(GIVEN TASK):
Restate the records below word for word, and omit the images they hold.

(Figure record extracts)
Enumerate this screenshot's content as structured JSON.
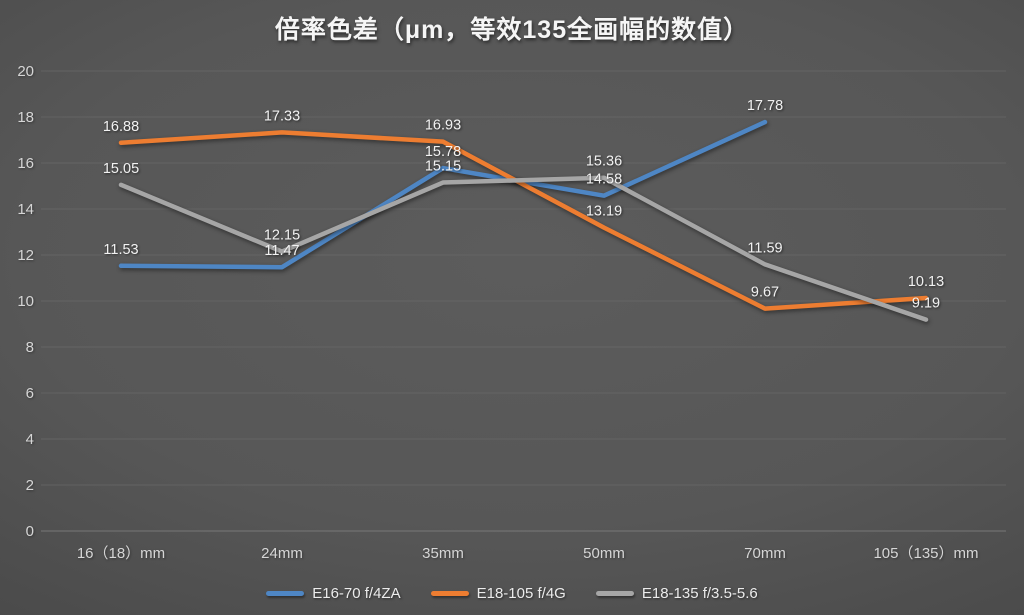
{
  "title": "倍率色差（μm，等效135全画幅的数值）",
  "colors": {
    "background_center": "#5a5a5a",
    "background_edge": "#2b2b2b",
    "gridline": "#6b6b6b",
    "axis_text": "#d6d6d6",
    "data_label_text": "#f2f2f2",
    "series_blue": "#4e86c4",
    "series_orange": "#ed7d31",
    "series_gray": "#a6a6a6"
  },
  "chart_data": {
    "type": "line",
    "title": "倍率色差（μm，等效135全画幅的数值）",
    "categories": [
      "16（18）mm",
      "24mm",
      "35mm",
      "50mm",
      "70mm",
      "105（135）mm"
    ],
    "series": [
      {
        "name": "E16-70 f/4ZA",
        "color": "#4e86c4",
        "values": [
          11.53,
          11.47,
          15.78,
          14.58,
          17.78,
          null
        ]
      },
      {
        "name": "E18-105 f/4G",
        "color": "#ed7d31",
        "values": [
          16.88,
          17.33,
          16.93,
          13.19,
          9.67,
          10.13
        ]
      },
      {
        "name": "E18-135 f/3.5-5.6",
        "color": "#a6a6a6",
        "values": [
          15.05,
          12.15,
          15.15,
          15.36,
          11.59,
          9.19
        ]
      }
    ],
    "ylim": [
      0,
      20
    ],
    "ytick_step": 2,
    "yticks": [
      0,
      2,
      4,
      6,
      8,
      10,
      12,
      14,
      16,
      18,
      20
    ],
    "grid": true,
    "data_labels": true,
    "legend_position": "bottom"
  }
}
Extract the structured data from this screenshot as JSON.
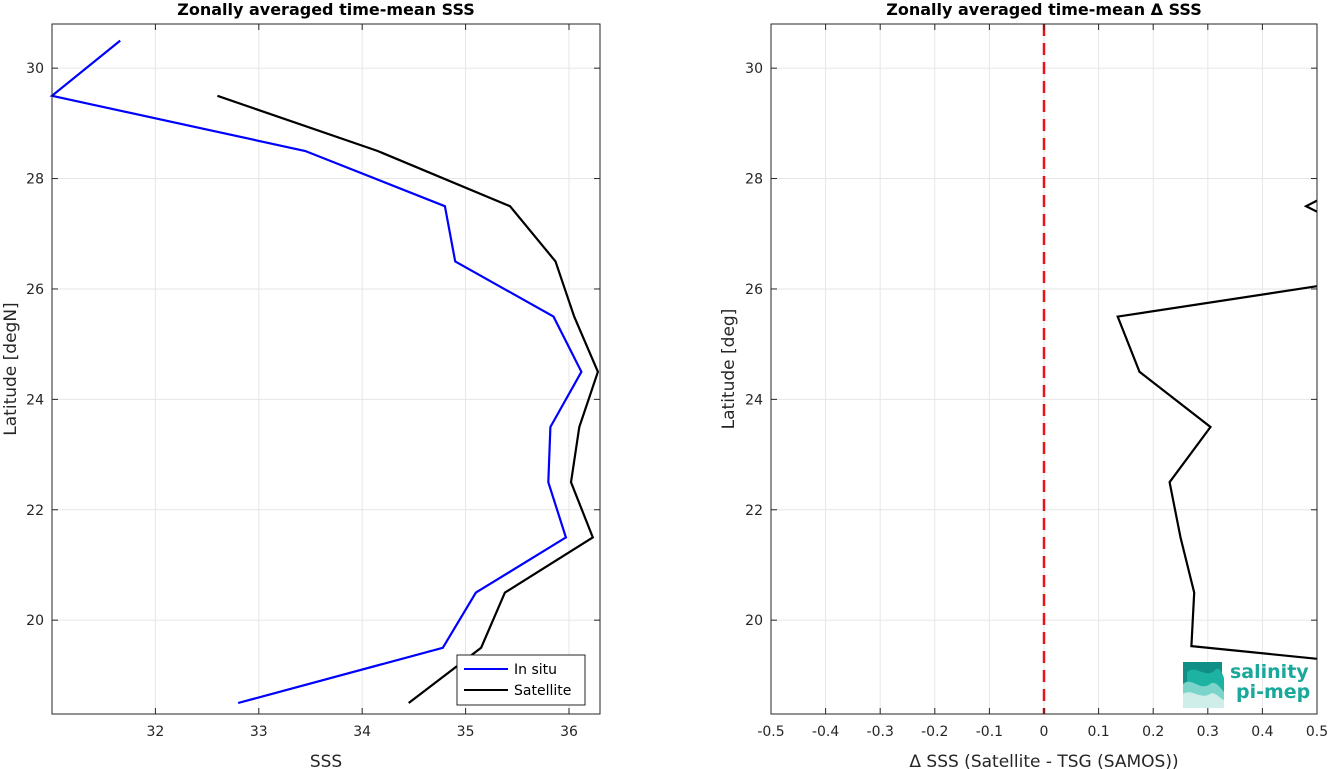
{
  "chart_data": [
    {
      "type": "line",
      "title": "Zonally averaged time-mean SSS",
      "xlabel": "SSS",
      "ylabel": "Latitude [degN]",
      "xlim": [
        31.0,
        36.3
      ],
      "ylim": [
        18.3,
        30.8
      ],
      "xticks": [
        32,
        33,
        34,
        35,
        36
      ],
      "yticks": [
        20,
        22,
        24,
        26,
        28,
        30
      ],
      "grid": true,
      "legend": "bottom-right",
      "series": [
        {
          "name": "In situ",
          "color": "#0000ff",
          "points": [
            [
              32.8,
              18.5
            ],
            [
              34.78,
              19.5
            ],
            [
              35.1,
              20.5
            ],
            [
              35.97,
              21.5
            ],
            [
              35.8,
              22.5
            ],
            [
              35.82,
              23.5
            ],
            [
              36.12,
              24.5
            ],
            [
              35.85,
              25.5
            ],
            [
              34.9,
              26.5
            ],
            [
              34.8,
              27.5
            ],
            [
              33.45,
              28.5
            ],
            [
              31.0,
              29.5
            ],
            [
              31.66,
              30.5
            ]
          ]
        },
        {
          "name": "Satellite",
          "color": "#000000",
          "points": [
            [
              34.45,
              18.5
            ],
            [
              35.15,
              19.5
            ],
            [
              35.38,
              20.5
            ],
            [
              36.23,
              21.5
            ],
            [
              36.02,
              22.5
            ],
            [
              36.1,
              23.5
            ],
            [
              36.28,
              24.5
            ],
            [
              36.05,
              25.5
            ],
            [
              35.87,
              26.5
            ],
            [
              35.43,
              27.5
            ],
            [
              34.15,
              28.5
            ],
            [
              32.6,
              29.5
            ]
          ]
        }
      ]
    },
    {
      "type": "line",
      "title": "Zonally averaged time-mean Δ SSS",
      "xlabel": "Δ SSS (Satellite - TSG (SAMOS))",
      "ylabel": "Latitude [deg]",
      "xlim": [
        -0.5,
        0.5
      ],
      "ylim": [
        18.3,
        30.8
      ],
      "xticks": [
        -0.5,
        -0.4,
        -0.3,
        -0.2,
        -0.1,
        0,
        0.1,
        0.2,
        0.3,
        0.4,
        0.5
      ],
      "yticks": [
        20,
        22,
        24,
        26,
        28,
        30
      ],
      "grid": true,
      "reference_line": {
        "x": 0,
        "color": "#e8141a",
        "style": "dashed"
      },
      "series": [
        {
          "name": "",
          "color": "#000000",
          "points": [
            [
              0.5,
              19.3
            ],
            [
              0.27,
              19.53
            ],
            [
              0.275,
              20.5
            ],
            [
              0.25,
              21.5
            ],
            [
              0.23,
              22.5
            ],
            [
              0.305,
              23.5
            ],
            [
              0.175,
              24.5
            ],
            [
              0.135,
              25.5
            ],
            [
              0.5,
              26.05
            ]
          ],
          "fragment": [
            [
              0.5,
              27.4
            ],
            [
              0.48,
              27.5
            ],
            [
              0.5,
              27.6
            ]
          ]
        }
      ]
    }
  ],
  "logo": {
    "line1": "salinity",
    "line2": "pi-mep",
    "colors": [
      "#0f8f86",
      "#1cb3a3",
      "#7bd4c9",
      "#cfeee9"
    ]
  }
}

(EXERCISE RESULT):
Enumerate this screenshot's content as structured JSON.
{
  "title": "倍率色差（μm，等效135全画幅的数值）",
  "colors": {
    "background_center": "#5a5a5a",
    "background_edge": "#2b2b2b",
    "gridline": "#6b6b6b",
    "axis_text": "#d6d6d6",
    "data_label_text": "#f2f2f2",
    "series_blue": "#4e86c4",
    "series_orange": "#ed7d31",
    "series_gray": "#a6a6a6"
  },
  "chart_data": {
    "type": "line",
    "title": "倍率色差（μm，等效135全画幅的数值）",
    "categories": [
      "16（18）mm",
      "24mm",
      "35mm",
      "50mm",
      "70mm",
      "105（135）mm"
    ],
    "series": [
      {
        "name": "E16-70 f/4ZA",
        "color": "#4e86c4",
        "values": [
          11.53,
          11.47,
          15.78,
          14.58,
          17.78,
          null
        ]
      },
      {
        "name": "E18-105 f/4G",
        "color": "#ed7d31",
        "values": [
          16.88,
          17.33,
          16.93,
          13.19,
          9.67,
          10.13
        ]
      },
      {
        "name": "E18-135 f/3.5-5.6",
        "color": "#a6a6a6",
        "values": [
          15.05,
          12.15,
          15.15,
          15.36,
          11.59,
          9.19
        ]
      }
    ],
    "ylim": [
      0,
      20
    ],
    "ytick_step": 2,
    "yticks": [
      0,
      2,
      4,
      6,
      8,
      10,
      12,
      14,
      16,
      18,
      20
    ],
    "grid": true,
    "data_labels": true,
    "legend_position": "bottom"
  }
}
Extract the structured data from this screenshot as JSON.
{
  "chart_data": [
    {
      "type": "line",
      "title": "Zonally averaged time-mean SSS",
      "xlabel": "SSS",
      "ylabel": "Latitude [degN]",
      "xlim": [
        31.0,
        36.3
      ],
      "ylim": [
        18.3,
        30.8
      ],
      "xticks": [
        32,
        33,
        34,
        35,
        36
      ],
      "yticks": [
        20,
        22,
        24,
        26,
        28,
        30
      ],
      "grid": true,
      "legend": "bottom-right",
      "series": [
        {
          "name": "In situ",
          "color": "#0000ff",
          "points": [
            [
              32.8,
              18.5
            ],
            [
              34.78,
              19.5
            ],
            [
              35.1,
              20.5
            ],
            [
              35.97,
              21.5
            ],
            [
              35.8,
              22.5
            ],
            [
              35.82,
              23.5
            ],
            [
              36.12,
              24.5
            ],
            [
              35.85,
              25.5
            ],
            [
              34.9,
              26.5
            ],
            [
              34.8,
              27.5
            ],
            [
              33.45,
              28.5
            ],
            [
              31.0,
              29.5
            ],
            [
              31.66,
              30.5
            ]
          ]
        },
        {
          "name": "Satellite",
          "color": "#000000",
          "points": [
            [
              34.45,
              18.5
            ],
            [
              35.15,
              19.5
            ],
            [
              35.38,
              20.5
            ],
            [
              36.23,
              21.5
            ],
            [
              36.02,
              22.5
            ],
            [
              36.1,
              23.5
            ],
            [
              36.28,
              24.5
            ],
            [
              36.05,
              25.5
            ],
            [
              35.87,
              26.5
            ],
            [
              35.43,
              27.5
            ],
            [
              34.15,
              28.5
            ],
            [
              32.6,
              29.5
            ]
          ]
        }
      ]
    },
    {
      "type": "line",
      "title": "Zonally averaged time-mean Δ SSS",
      "xlabel": "Δ SSS (Satellite - TSG (SAMOS))",
      "ylabel": "Latitude [deg]",
      "xlim": [
        -0.5,
        0.5
      ],
      "ylim": [
        18.3,
        30.8
      ],
      "xticks": [
        -0.5,
        -0.4,
        -0.3,
        -0.2,
        -0.1,
        0,
        0.1,
        0.2,
        0.3,
        0.4,
        0.5
      ],
      "yticks": [
        20,
        22,
        24,
        26,
        28,
        30
      ],
      "grid": true,
      "reference_line": {
        "x": 0,
        "color": "#e8141a",
        "style": "dashed"
      },
      "series": [
        {
          "name": "",
          "color": "#000000",
          "points": [
            [
              0.5,
              19.3
            ],
            [
              0.27,
              19.53
            ],
            [
              0.275,
              20.5
            ],
            [
              0.25,
              21.5
            ],
            [
              0.23,
              22.5
            ],
            [
              0.305,
              23.5
            ],
            [
              0.175,
              24.5
            ],
            [
              0.135,
              25.5
            ],
            [
              0.5,
              26.05
            ]
          ],
          "fragment": [
            [
              0.5,
              27.4
            ],
            [
              0.48,
              27.5
            ],
            [
              0.5,
              27.6
            ]
          ]
        }
      ]
    }
  ],
  "logo": {
    "line1": "salinity",
    "line2": "pi-mep",
    "colors": [
      "#0f8f86",
      "#1cb3a3",
      "#7bd4c9",
      "#cfeee9"
    ]
  }
}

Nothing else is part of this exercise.